Page text dataset records
- Opening Delimiter -

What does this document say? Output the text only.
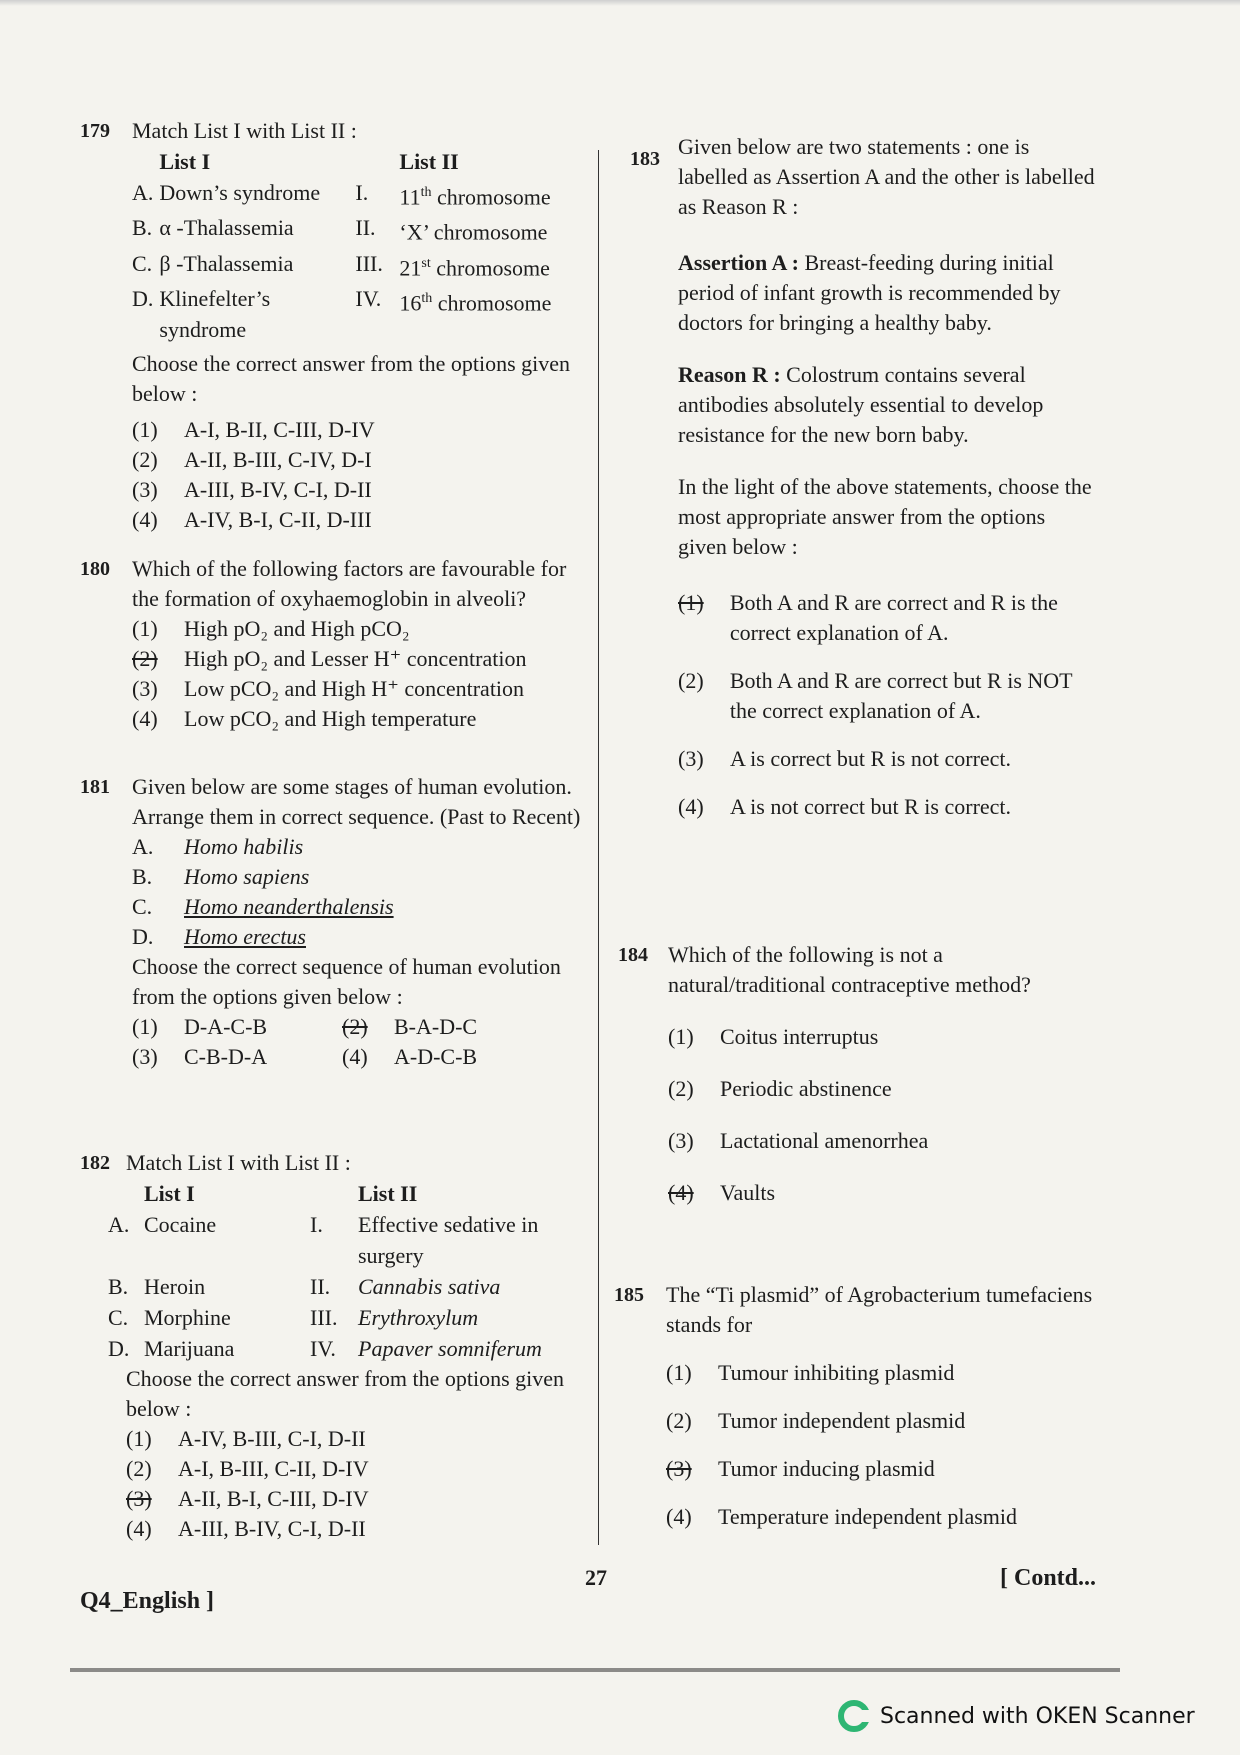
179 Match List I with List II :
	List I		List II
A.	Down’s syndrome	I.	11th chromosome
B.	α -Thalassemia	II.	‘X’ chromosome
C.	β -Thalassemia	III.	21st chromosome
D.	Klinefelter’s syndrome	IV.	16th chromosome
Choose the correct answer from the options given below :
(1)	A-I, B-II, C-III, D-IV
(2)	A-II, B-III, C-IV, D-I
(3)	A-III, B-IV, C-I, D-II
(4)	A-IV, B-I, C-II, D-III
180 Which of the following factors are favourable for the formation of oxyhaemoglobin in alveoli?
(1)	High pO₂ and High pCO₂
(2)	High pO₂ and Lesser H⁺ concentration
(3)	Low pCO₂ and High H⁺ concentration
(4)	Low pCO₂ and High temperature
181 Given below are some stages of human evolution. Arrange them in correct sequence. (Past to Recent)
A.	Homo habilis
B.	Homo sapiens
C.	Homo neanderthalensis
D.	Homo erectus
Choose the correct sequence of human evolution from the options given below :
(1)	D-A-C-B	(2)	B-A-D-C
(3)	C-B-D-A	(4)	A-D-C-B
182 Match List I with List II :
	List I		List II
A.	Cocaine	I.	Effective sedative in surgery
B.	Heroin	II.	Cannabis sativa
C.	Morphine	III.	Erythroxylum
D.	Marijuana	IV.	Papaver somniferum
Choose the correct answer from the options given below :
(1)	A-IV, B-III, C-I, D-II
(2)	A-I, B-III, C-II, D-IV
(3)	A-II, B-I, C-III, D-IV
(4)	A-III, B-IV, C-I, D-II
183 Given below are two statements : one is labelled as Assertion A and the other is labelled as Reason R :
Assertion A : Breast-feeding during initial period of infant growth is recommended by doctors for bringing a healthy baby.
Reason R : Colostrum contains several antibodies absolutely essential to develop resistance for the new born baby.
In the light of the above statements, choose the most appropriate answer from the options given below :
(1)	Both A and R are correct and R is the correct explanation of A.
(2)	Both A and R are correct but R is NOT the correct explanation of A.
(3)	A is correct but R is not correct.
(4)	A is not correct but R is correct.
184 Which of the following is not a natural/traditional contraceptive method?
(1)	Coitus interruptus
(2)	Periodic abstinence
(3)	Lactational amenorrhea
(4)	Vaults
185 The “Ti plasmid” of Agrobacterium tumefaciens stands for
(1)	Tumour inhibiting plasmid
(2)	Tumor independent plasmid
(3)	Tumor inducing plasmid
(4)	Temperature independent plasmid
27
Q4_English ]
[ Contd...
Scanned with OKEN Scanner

- Closing Delimiter -
- Opening Delimiter -

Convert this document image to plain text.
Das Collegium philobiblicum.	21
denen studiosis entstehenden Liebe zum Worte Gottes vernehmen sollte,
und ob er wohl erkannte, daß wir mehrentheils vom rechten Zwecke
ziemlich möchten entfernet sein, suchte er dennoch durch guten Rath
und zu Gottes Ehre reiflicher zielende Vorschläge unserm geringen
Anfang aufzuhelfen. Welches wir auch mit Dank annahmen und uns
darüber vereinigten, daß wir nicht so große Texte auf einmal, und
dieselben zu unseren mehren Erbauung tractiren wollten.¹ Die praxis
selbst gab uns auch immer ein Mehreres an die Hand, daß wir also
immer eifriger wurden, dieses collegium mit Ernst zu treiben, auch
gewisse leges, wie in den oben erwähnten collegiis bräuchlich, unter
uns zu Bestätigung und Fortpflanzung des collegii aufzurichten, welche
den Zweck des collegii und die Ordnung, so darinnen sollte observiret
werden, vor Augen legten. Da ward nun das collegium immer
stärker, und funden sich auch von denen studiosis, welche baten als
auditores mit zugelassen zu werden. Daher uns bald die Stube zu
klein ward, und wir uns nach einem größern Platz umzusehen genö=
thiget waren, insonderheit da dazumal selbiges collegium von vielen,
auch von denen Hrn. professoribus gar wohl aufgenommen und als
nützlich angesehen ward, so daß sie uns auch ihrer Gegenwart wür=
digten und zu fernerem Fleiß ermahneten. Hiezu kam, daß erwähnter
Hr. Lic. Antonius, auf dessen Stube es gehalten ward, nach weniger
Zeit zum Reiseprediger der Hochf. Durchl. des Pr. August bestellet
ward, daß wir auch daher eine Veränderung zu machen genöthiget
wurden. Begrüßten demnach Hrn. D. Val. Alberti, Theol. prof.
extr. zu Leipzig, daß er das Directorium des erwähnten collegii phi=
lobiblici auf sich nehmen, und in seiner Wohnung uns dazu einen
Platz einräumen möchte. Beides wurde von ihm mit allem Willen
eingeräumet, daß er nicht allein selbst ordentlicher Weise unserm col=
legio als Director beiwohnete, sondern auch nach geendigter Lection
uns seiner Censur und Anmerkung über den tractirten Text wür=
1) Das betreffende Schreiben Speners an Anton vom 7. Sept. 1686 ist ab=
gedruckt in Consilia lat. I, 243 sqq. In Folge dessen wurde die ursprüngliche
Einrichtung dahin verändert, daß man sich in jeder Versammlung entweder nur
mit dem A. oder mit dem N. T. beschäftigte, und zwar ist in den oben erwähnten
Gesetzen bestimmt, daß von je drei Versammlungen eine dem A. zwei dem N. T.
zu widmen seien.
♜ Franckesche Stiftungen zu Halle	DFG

- Closing Delimiter -
- Opening Delimiter -

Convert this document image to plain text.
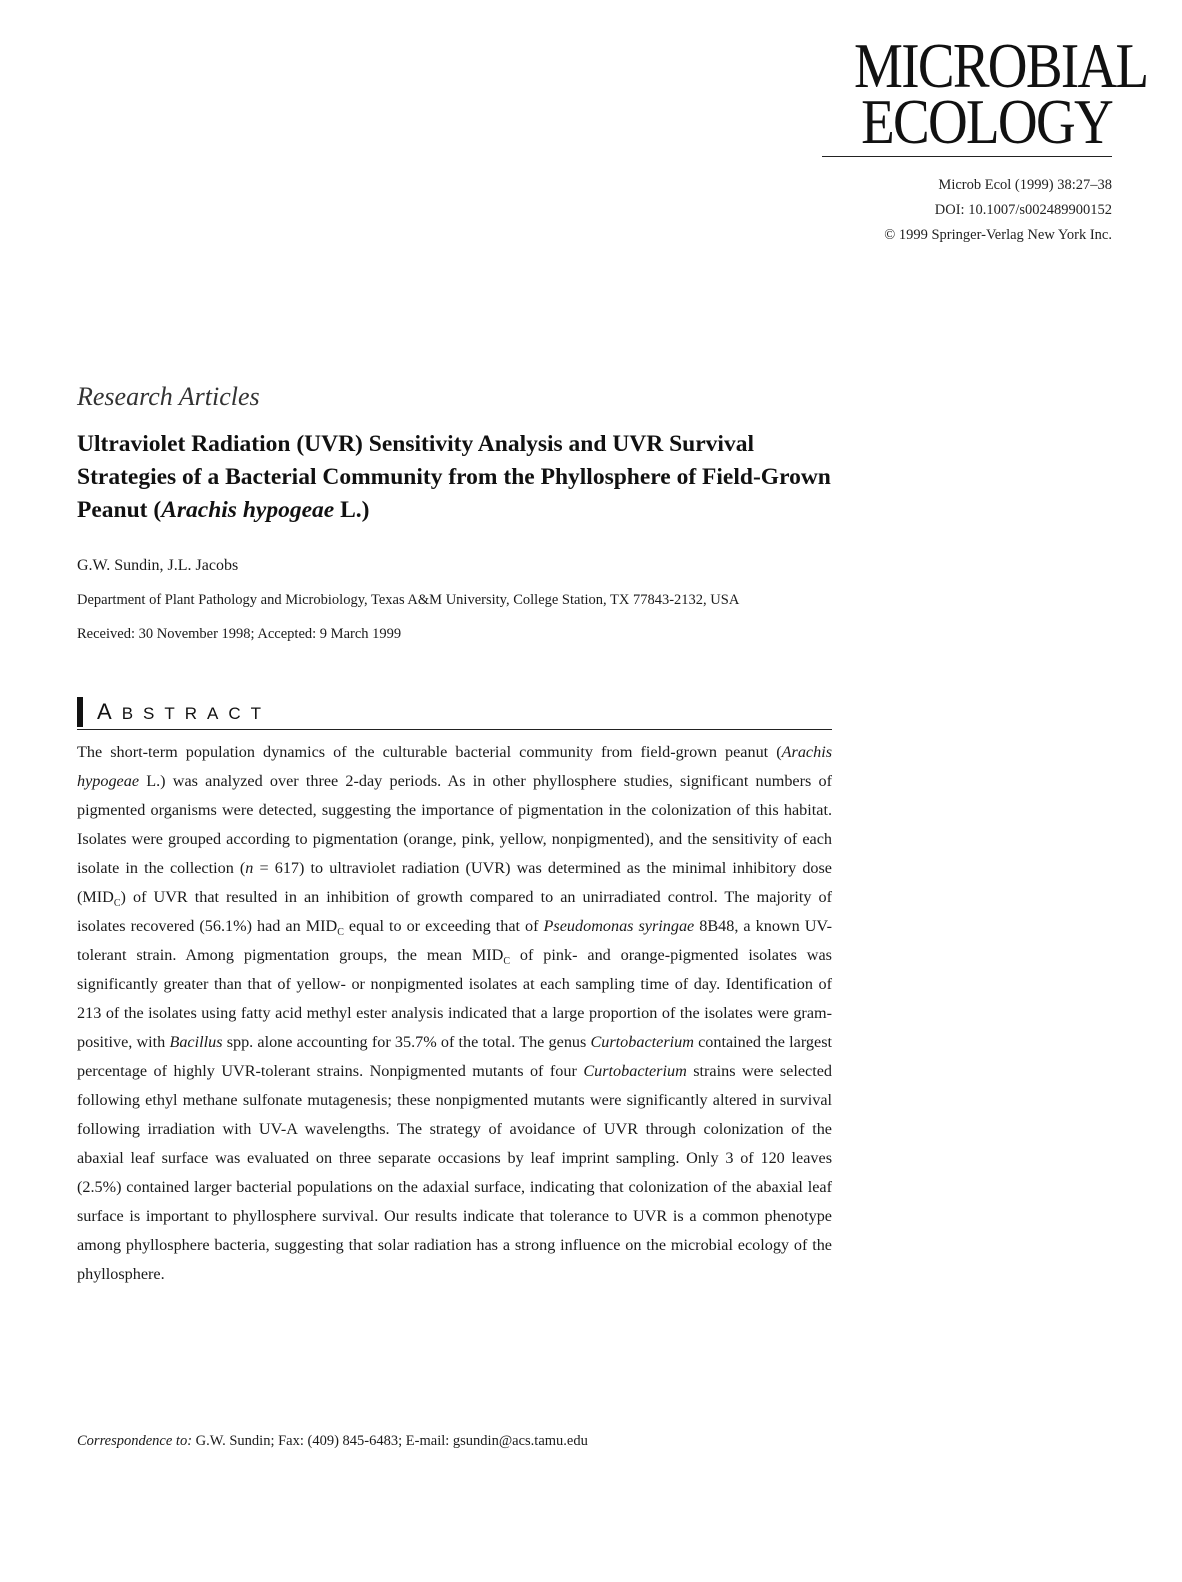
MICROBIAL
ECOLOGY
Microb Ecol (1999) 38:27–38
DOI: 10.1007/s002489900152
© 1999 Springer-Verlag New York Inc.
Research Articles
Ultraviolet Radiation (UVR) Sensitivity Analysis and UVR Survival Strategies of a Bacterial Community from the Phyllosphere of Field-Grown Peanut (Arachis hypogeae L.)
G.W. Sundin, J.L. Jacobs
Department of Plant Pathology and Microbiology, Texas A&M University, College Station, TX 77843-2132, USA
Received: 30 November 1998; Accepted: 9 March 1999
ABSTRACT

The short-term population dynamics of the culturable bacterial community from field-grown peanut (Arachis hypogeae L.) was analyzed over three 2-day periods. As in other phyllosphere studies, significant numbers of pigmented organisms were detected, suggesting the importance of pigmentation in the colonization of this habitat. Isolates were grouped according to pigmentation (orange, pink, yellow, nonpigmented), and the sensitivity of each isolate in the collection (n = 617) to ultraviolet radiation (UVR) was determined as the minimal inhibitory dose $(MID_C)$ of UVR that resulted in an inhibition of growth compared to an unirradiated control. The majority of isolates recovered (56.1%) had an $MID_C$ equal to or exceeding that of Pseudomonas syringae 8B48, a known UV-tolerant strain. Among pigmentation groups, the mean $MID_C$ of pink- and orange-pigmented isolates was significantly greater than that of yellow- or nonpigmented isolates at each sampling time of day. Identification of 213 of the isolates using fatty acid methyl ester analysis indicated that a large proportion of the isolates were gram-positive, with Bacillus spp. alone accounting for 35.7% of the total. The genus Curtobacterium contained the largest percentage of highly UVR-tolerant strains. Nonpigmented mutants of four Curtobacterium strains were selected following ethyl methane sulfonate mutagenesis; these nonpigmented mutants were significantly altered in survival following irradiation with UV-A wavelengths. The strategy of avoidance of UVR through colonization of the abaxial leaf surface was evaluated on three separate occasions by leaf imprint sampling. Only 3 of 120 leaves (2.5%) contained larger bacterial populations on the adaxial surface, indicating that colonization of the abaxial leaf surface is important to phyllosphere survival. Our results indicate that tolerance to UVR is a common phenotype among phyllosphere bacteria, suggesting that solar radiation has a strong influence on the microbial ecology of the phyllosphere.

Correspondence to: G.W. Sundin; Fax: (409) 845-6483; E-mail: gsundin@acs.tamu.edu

- Closing Delimiter -

**Work to be completed**. List every line above that holds the word "wurden".

**Result for this exercise**.
immer eifriger wurden, dieses collegium mit Ernst zu treiben, auch
wurden. Begrüßten demnach Hrn. D. Val. Alberti, Theol. prof.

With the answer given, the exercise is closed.